▶ _To be done_: Check the listing below line by line and report how many lines hold "Bevölkerungsdichte", with no other words.

▶ _Material for this exercise_:
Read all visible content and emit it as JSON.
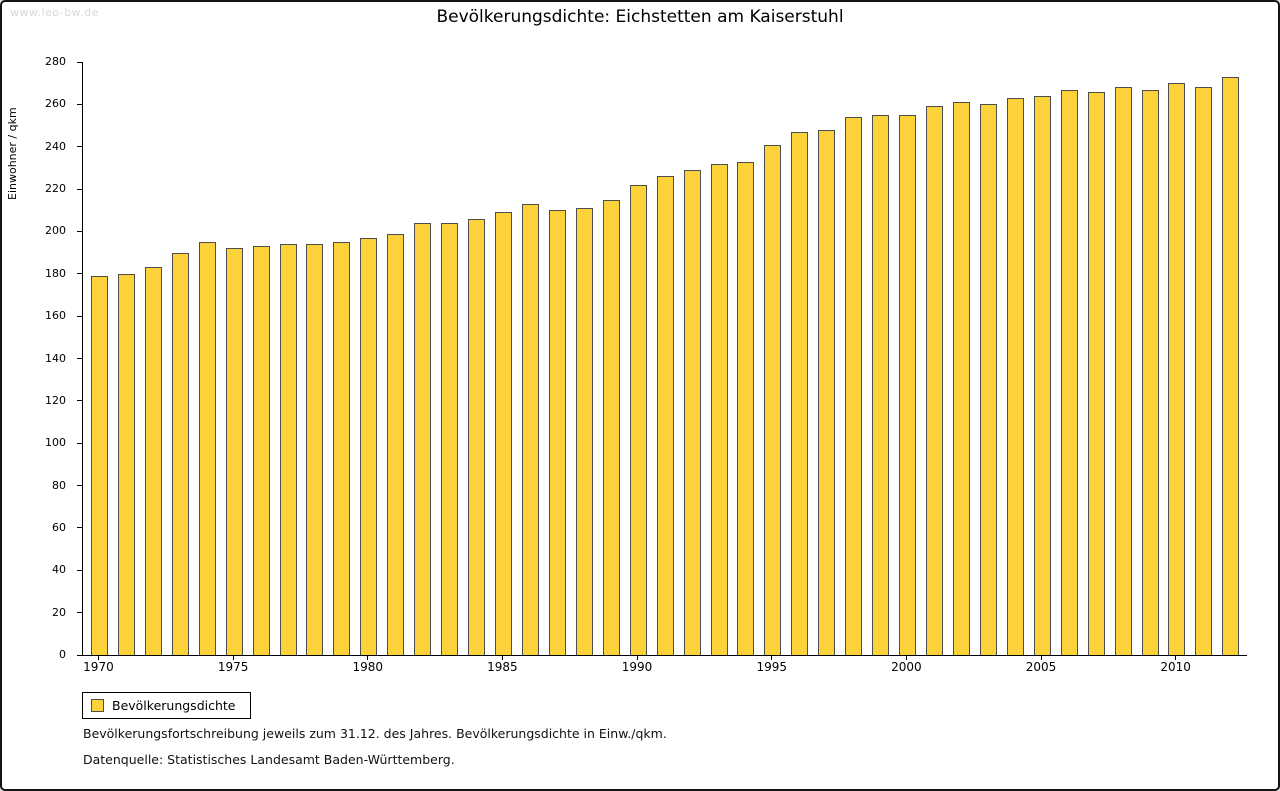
{
  "watermark": "www.leo-bw.de",
  "chart_data": {
    "type": "bar",
    "title": "Bevölkerungsdichte: Eichstetten am Kaiserstuhl",
    "ylabel": "Einwohner / qkm",
    "xlabel": "",
    "ylim": [
      0,
      280
    ],
    "ytick_step": 20,
    "grid": false,
    "legend_position": "bottom-left",
    "bar_color": "#fbd23a",
    "bar_border_color": "#4d4d4d",
    "xticks": [
      1970,
      1975,
      1980,
      1985,
      1990,
      1995,
      2000,
      2005,
      2010
    ],
    "categories": [
      1970,
      1971,
      1972,
      1973,
      1974,
      1975,
      1976,
      1977,
      1978,
      1979,
      1980,
      1981,
      1982,
      1983,
      1984,
      1985,
      1986,
      1987,
      1988,
      1989,
      1990,
      1991,
      1992,
      1993,
      1994,
      1995,
      1996,
      1997,
      1998,
      1999,
      2000,
      2001,
      2002,
      2003,
      2004,
      2005,
      2006,
      2007,
      2008,
      2009,
      2010,
      2011,
      2012
    ],
    "values": [
      179,
      180,
      183,
      190,
      195,
      192,
      193,
      194,
      194,
      195,
      197,
      199,
      204,
      204,
      206,
      209,
      213,
      210,
      211,
      215,
      222,
      226,
      229,
      232,
      233,
      241,
      247,
      248,
      254,
      255,
      255,
      259,
      261,
      260,
      263,
      264,
      267,
      266,
      268,
      267,
      270,
      268,
      273
    ]
  },
  "legend": {
    "label": "Bevölkerungsdichte"
  },
  "footnotes": {
    "line1": "Bevölkerungsfortschreibung jeweils zum 31.12. des Jahres. Bevölkerungsdichte in Einw./qkm.",
    "line2": "Datenquelle: Statistisches Landesamt Baden-Württemberg."
  }
}
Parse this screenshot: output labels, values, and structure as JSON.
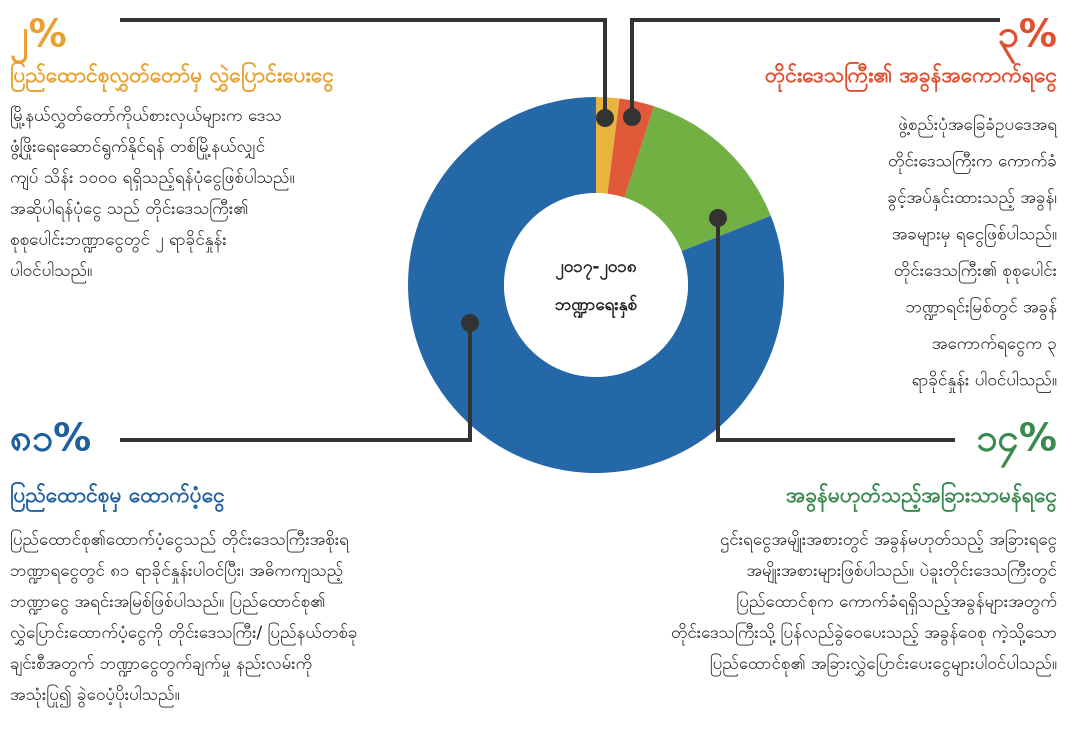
{
  "chart_data": {
    "type": "pie",
    "donut": true,
    "center_text": [
      "၂၀၁၇-၂၀၁၈",
      "ဘဏ္ဍာရေးနှစ်"
    ],
    "categories": [
      "ပြည်ထောင်စုလွှတ်တော်မှ လွှဲပြောင်းပေးငွေ",
      "တိုင်းဒေသကြီး၏ အခွန်အကောက်ရငွေ",
      "အခွန်မဟုတ်သည့်အခြားသာမန်ရငွေ",
      "ပြည်ထောင်စုမှ ထောက်ပံ့ငွေ"
    ],
    "values": [
      2,
      3,
      14,
      81
    ],
    "value_labels": [
      "၂%",
      "၃%",
      "၁၄%",
      "၈၁%"
    ],
    "colors": [
      "#e8b53e",
      "#e05a3a",
      "#72b043",
      "#2468a8"
    ],
    "label_colors": [
      "#e8a030",
      "#e0502f",
      "#3a8a50",
      "#1f5f9e"
    ],
    "descriptions": [
      [
        "မြို့နယ်လွှတ်တော်ကိုယ်စားလှယ်များက ဒေသ",
        "ဖွံ့ဖြိုးရေးဆောင်ရွက်နိုင်ရန် တစ်မြို့နယ်လျှင်",
        "ကျပ် သိန်း ၁၀၀၀ ရရှိသည့်ရန်ပုံငွေဖြစ်ပါသည်။",
        "အဆိုပါရန်ပုံငွေ သည် တိုင်းဒေသကြီး၏",
        "စုစုပေါင်းဘဏ္ဍာငွေတွင် ၂ ရာခိုင်နှုန်း",
        "ပါဝင်ပါသည်။"
      ],
      [
        "ဖွဲ့စည်းပုံအခြေခံဥပဒေအရ",
        "တိုင်းဒေသကြီးက ကောက်ခံ",
        "ခွင့်အပ်နှင်းထားသည့် အခွန်၊",
        "အခများမှ ရငွေဖြစ်ပါသည်။",
        "တိုင်းဒေသကြီး၏ စုစုပေါင်း",
        "ဘဏ္ဍာရင်းမြစ်တွင် အခွန်",
        "အကောက်ရငွေက ၃",
        "ရာခိုင်နှုန်း ပါဝင်ပါသည်။"
      ],
      [
        "ဌင်းရငွေအမျိုးအစားတွင် အခွန်မဟုတ်သည့် အခြားရငွေ",
        "အမျိုးအစားများဖြစ်ပါသည်။ ပဲခူးတိုင်းဒေသကြီးတွင်",
        "ပြည်ထောင်စုက ကောက်ခံရရှိသည့်အခွန်များအတွက်",
        "တိုင်းဒေသကြီးသို့ ပြန်လည်ခွဲဝေပေးသည့် အခွန်ဝေစု ကဲ့သို့သော",
        "ပြည်ထောင်စု၏ အခြားလွှဲပြောင်းပေးငွေများပါဝင်ပါသည်။"
      ],
      [
        "ပြည်ထောင်စု၏ထောက်ပံ့ငွေသည် တိုင်းဒေသကြီးအစိုးရ",
        "ဘဏ္ဍာရငွေတွင် ၈၁ ရာခိုင်နှုန်းပါဝင်ပြီး၊ အဓိကကျသည့်",
        "ဘဏ္ဍာငွေ အရင်းအမြစ်ဖြစ်ပါသည်။ ပြည်ထောင်စု၏",
        "လွှဲပြောင်းထောက်ပံ့ငွေကို တိုင်းဒေသကြီး/ ပြည်နယ်တစ်ခု",
        "ချင်းစီအတွက် ဘဏ္ဍာငွေတွက်ချက်မှု နည်းလမ်းကို",
        "အသုံးပြု၍ ခွဲဝေပံ့ပိုးပါသည်။"
      ]
    ]
  }
}
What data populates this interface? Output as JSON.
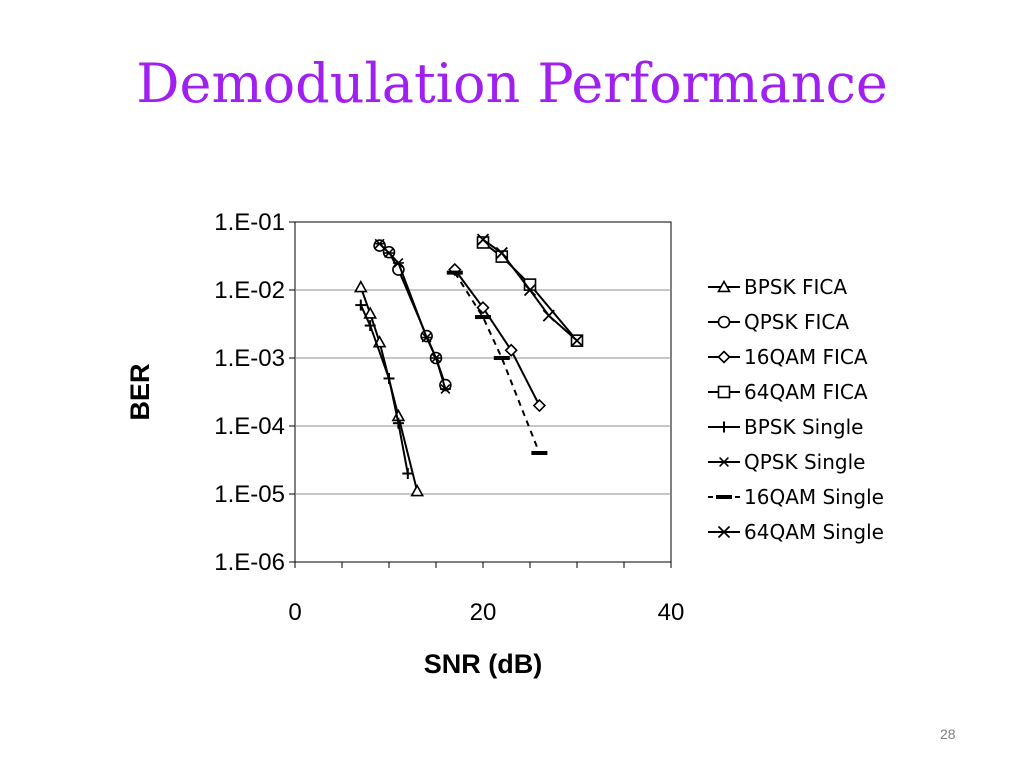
{
  "slide": {
    "title": "Demodulation Performance",
    "page_number": "28"
  },
  "chart_data": {
    "type": "line",
    "title": "",
    "xlabel": "SNR (dB)",
    "ylabel": "BER",
    "xlim": [
      0,
      40
    ],
    "ylim": [
      1e-06,
      0.1
    ],
    "y_scale": "log",
    "grid": "horizontal",
    "legend_position": "right",
    "x_ticks": [
      0,
      20,
      40
    ],
    "x_tick_labels": [
      "0",
      "20",
      "40"
    ],
    "y_ticks": [
      0.1,
      0.01,
      0.001,
      0.0001,
      1e-05,
      1e-06
    ],
    "y_tick_labels": [
      "1.E-01",
      "1.E-02",
      "1.E-03",
      "1.E-04",
      "1.E-05",
      "1.E-06"
    ],
    "series": [
      {
        "name": "BPSK FICA",
        "marker": "triangle",
        "dashed": false,
        "x": [
          7,
          8,
          9,
          11,
          13
        ],
        "y": [
          0.011,
          0.0045,
          0.0017,
          0.00014,
          1.1e-05
        ]
      },
      {
        "name": "QPSK FICA",
        "marker": "circle",
        "dashed": false,
        "x": [
          9,
          10,
          11,
          14,
          15,
          16
        ],
        "y": [
          0.045,
          0.036,
          0.02,
          0.0021,
          0.001,
          0.0004
        ]
      },
      {
        "name": "16QAM FICA",
        "marker": "diamond",
        "dashed": false,
        "x": [
          17,
          20,
          23,
          26
        ],
        "y": [
          0.02,
          0.0055,
          0.0013,
          0.0002
        ]
      },
      {
        "name": "64QAM FICA",
        "marker": "square",
        "dashed": false,
        "x": [
          20,
          22,
          25,
          30
        ],
        "y": [
          0.05,
          0.031,
          0.012,
          0.0018
        ]
      },
      {
        "name": "BPSK Single",
        "marker": "plus",
        "dashed": false,
        "x": [
          7,
          8,
          10,
          11,
          12
        ],
        "y": [
          0.006,
          0.003,
          0.0005,
          0.00011,
          2e-05
        ]
      },
      {
        "name": "QPSK Single",
        "marker": "asterisk",
        "dashed": false,
        "x": [
          9,
          10,
          11,
          14,
          15,
          16
        ],
        "y": [
          0.048,
          0.035,
          0.025,
          0.002,
          0.001,
          0.00035
        ]
      },
      {
        "name": "16QAM Single",
        "marker": "dash",
        "dashed": true,
        "x": [
          17,
          20,
          22,
          26
        ],
        "y": [
          0.018,
          0.004,
          0.001,
          4e-05
        ]
      },
      {
        "name": "64QAM Single",
        "marker": "x",
        "dashed": false,
        "x": [
          20,
          22,
          25,
          27,
          30
        ],
        "y": [
          0.055,
          0.035,
          0.01,
          0.0042,
          0.0018
        ]
      }
    ]
  },
  "colors": {
    "title": "#a020f0",
    "series_line": "#000000",
    "grid": "#8c8c8c",
    "page_number": "#808080"
  }
}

▶ _Result of this task_: 3